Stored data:
· · · · · · ·

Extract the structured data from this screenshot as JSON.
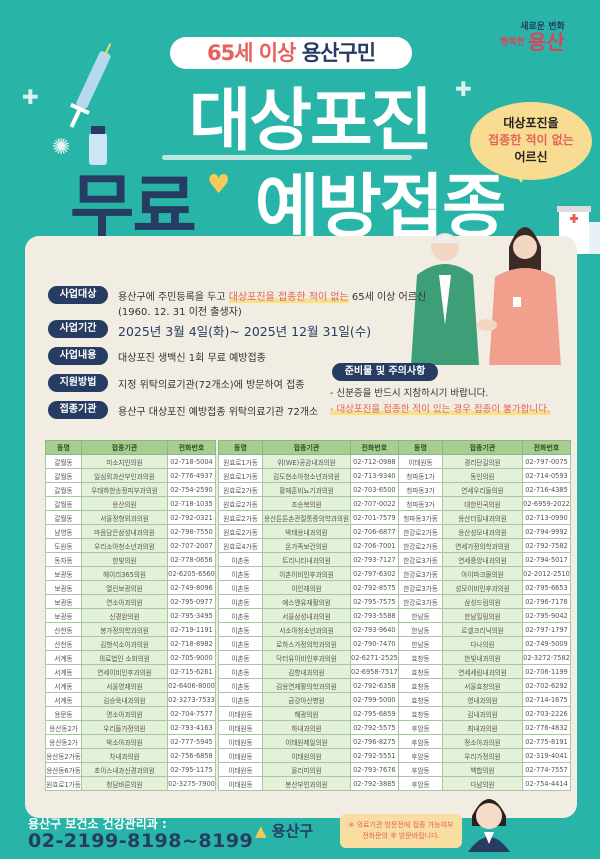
{
  "brand": {
    "line1": "새로운 변화",
    "line2": "행복한",
    "name": "용산"
  },
  "header": {
    "pill_highlight": "65세 이상",
    "pill_text": "용산구민",
    "title_line1": "대상포진",
    "title_free": "무료",
    "title_rest": "예방접종"
  },
  "bubble": {
    "line1": "대상포진을",
    "line2": "접종한 적이 없는",
    "line3": "어르신"
  },
  "info": [
    {
      "label": "사업대상",
      "text_pre": "용산구에 주민등록을 두고 ",
      "text_hl": "대상포진을 접종한 적이 없는",
      "text_post": " 65세 이상 어르신",
      "text_line2": "(1960. 12. 31 이전 출생자)"
    },
    {
      "label": "사업기간",
      "text": "2025년 3월 4일(화)~ 2025년 12월 31일(수)"
    },
    {
      "label": "사업내용",
      "text": "대상포진 생백신 1회 무료 예방접종"
    },
    {
      "label": "지원방법",
      "text": "지정 위탁의료기관(72개소)에 방문하여 접종"
    },
    {
      "label": "접종기관",
      "text": "용산구 대상포진 예방접종 위탁의료기관  72개소"
    }
  ],
  "notice": {
    "title": "준비물 및 주의사항",
    "item1": "- 신분증을 반드시 지참하시기 바랍니다.",
    "item2": "- 대상포진을 접종한 적이 있는 경우 접종이 불가합니다."
  },
  "table_headers": [
    "동명",
    "접종기관",
    "전화번호"
  ],
  "tables": [
    [
      [
        "갈월동",
        "미소지인의원",
        "02-718-5004"
      ],
      [
        "갈월동",
        "일심외과산부인과의원",
        "02-776-4937"
      ],
      [
        "갈월동",
        "우태하한송정피부과의원",
        "02-754-2590"
      ],
      [
        "갈월동",
        "용산의원",
        "02-718-1035"
      ],
      [
        "갈월동",
        "서울정형외과의원",
        "02-792-0321"
      ],
      [
        "남영동",
        "마음담은삼성내과의원",
        "02-798-7550"
      ],
      [
        "도원동",
        "우리소아청소년과의원",
        "02-707-2007"
      ],
      [
        "동자동",
        "한빛의원",
        "02-778-0656"
      ],
      [
        "보광동",
        "헤이리365의원",
        "02-6205-6560"
      ],
      [
        "보광동",
        "열린보광의원",
        "02-749-8096"
      ],
      [
        "보광동",
        "연소아과의원",
        "02-795-0977"
      ],
      [
        "보광동",
        "신경완의원",
        "02-795-3495"
      ],
      [
        "산천동",
        "봉가정의학과의원",
        "02-719-1191"
      ],
      [
        "산천동",
        "김형석소아과의원",
        "02-718-8982"
      ],
      [
        "서계동",
        "의료법인 소화의원",
        "02-705-9000"
      ],
      [
        "서계동",
        "연세이비인후과의원",
        "02-715-6261"
      ],
      [
        "서계동",
        "서울영재의원",
        "02-6406-8000"
      ],
      [
        "서계동",
        "김승욱내과의원",
        "02-3273-7533"
      ],
      [
        "용문동",
        "명소아과의원",
        "02-704-7577"
      ],
      [
        "용산동2가",
        "우리들가정의원",
        "02-793-4163"
      ],
      [
        "용산동2가",
        "박소아과의원",
        "02-777-5945"
      ],
      [
        "용산동2가동",
        "차내과의원",
        "02-756-6858"
      ],
      [
        "용산동6가동",
        "초이스내과신경과의원",
        "02-795-1175"
      ],
      [
        "원효로1가동",
        "청담바른의원",
        "02-3275-7900"
      ]
    ],
    [
      [
        "원효로1가동",
        "위(WE)공감내과의원",
        "02-712-0988"
      ],
      [
        "원효로1가동",
        "김도현소아청소년과의원",
        "02-713-9340"
      ],
      [
        "원효로2가동",
        "황재훈비뇨기과의원",
        "02-703-6500"
      ],
      [
        "원효로2가동",
        "조승복의원",
        "02-707-0022"
      ],
      [
        "원효로2가동",
        "용산튼튼손관절통증의학과의원",
        "02-701-7579"
      ],
      [
        "원효로2가동",
        "박태용내과의원",
        "02-706-6877"
      ],
      [
        "원효로4가동",
        "온가족보건의원",
        "02-706-7001"
      ],
      [
        "이촌동",
        "트리니티내과의원",
        "02-793-7127"
      ],
      [
        "이촌동",
        "이촌이비인후과의원",
        "02-797-6302"
      ],
      [
        "이촌동",
        "이인재의원",
        "02-792-8575"
      ],
      [
        "이촌동",
        "예스앤유재활의원",
        "02-795-7575"
      ],
      [
        "이촌동",
        "서울삼성내과의원",
        "02-793-5588"
      ],
      [
        "이촌동",
        "서소아청소년과의원",
        "02-793-9640"
      ],
      [
        "이촌동",
        "로하스가정의학과의원",
        "02-790-7470"
      ],
      [
        "이촌동",
        "닥터유이비인후과의원",
        "02-6271-2525"
      ],
      [
        "이촌동",
        "김항내과의원",
        "02-6958-7517"
      ],
      [
        "이촌동",
        "김용연재활의학과의원",
        "02-792-6358"
      ],
      [
        "이촌동",
        "금강아산병원",
        "02-799-5000"
      ],
      [
        "이태원동",
        "해광의원",
        "02-795-6859"
      ],
      [
        "이태원동",
        "하내과의원",
        "02-792-5575"
      ],
      [
        "이태원동",
        "이태원제일의원",
        "02-796-8275"
      ],
      [
        "이태원동",
        "이태원의원",
        "02-792-5551"
      ],
      [
        "이태원동",
        "올리미의원",
        "02-793-7676"
      ],
      [
        "이태원동",
        "봉산부인과의원",
        "02-792-3885"
      ]
    ],
    [
      [
        "이태원동",
        "경리단길의원",
        "02-797-0075"
      ],
      [
        "청파동1가",
        "동인의원",
        "02-714-0593"
      ],
      [
        "청파동3가",
        "연세우리들의원",
        "02-716-4385"
      ],
      [
        "청파동3가",
        "대한민국의원",
        "02-6959-2022"
      ],
      [
        "청파동3가동",
        "용산더힐내과의원",
        "02-713-0990"
      ],
      [
        "한강로2가동",
        "용산성모내과의원",
        "02-794-9992"
      ],
      [
        "한강로2가동",
        "연세가정의학과의원",
        "02-792-7582"
      ],
      [
        "한강로3가동",
        "연세중앙내과의원",
        "02-794-5017"
      ],
      [
        "한강로3가동",
        "아이파크몰의원",
        "02-2012-2510"
      ],
      [
        "한강로3가동",
        "성모이비인후과의원",
        "02-795-6653"
      ],
      [
        "한강로3가동",
        "삼성드림의원",
        "02-796-7178"
      ],
      [
        "한남동",
        "한남힐링의원",
        "02-795-9042"
      ],
      [
        "한남동",
        "르셀크리닉의원",
        "02-797-1797"
      ],
      [
        "한남동",
        "다나의원",
        "02-749-5009"
      ],
      [
        "효창동",
        "한빛내과의원",
        "02-3272-7582"
      ],
      [
        "효창동",
        "연세세림내과의원",
        "02-706-1199"
      ],
      [
        "효창동",
        "서울효창의원",
        "02-702-6292"
      ],
      [
        "효창동",
        "영내과의원",
        "02-714-1675"
      ],
      [
        "효창동",
        "김내과의원",
        "02-703-2226"
      ],
      [
        "후암동",
        "최내과의원",
        "02-776-4832"
      ],
      [
        "후암동",
        "정소아과의원",
        "02-775-8191"
      ],
      [
        "후암동",
        "우리가정의원",
        "02-319-4041"
      ],
      [
        "후암동",
        "백합의원",
        "02-774-7557"
      ],
      [
        "후암동",
        "다남의원",
        "02-754-4414"
      ]
    ]
  ],
  "footer": {
    "dept": "용산구 보건소 건강관리과 :",
    "phone": "02-2199-8198~8199",
    "logo_text": "용산구",
    "note_line1": "※ 의료기관 방문전에 접종 가능여부",
    "note_line2": "전화문의 후 방문바랍니다."
  },
  "colors": {
    "background": "#28b5a8",
    "navy": "#263c63",
    "coral": "#e5625c",
    "panel": "#f1ede3",
    "table_header": "#a6cf8f"
  }
}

· · · · · · ·

#### [EXERCISE AIM]
Tally the lines of the material above that contain the word "대상포진을" and report the total alone.

#### [SOLUTION TO THIS TASK]
3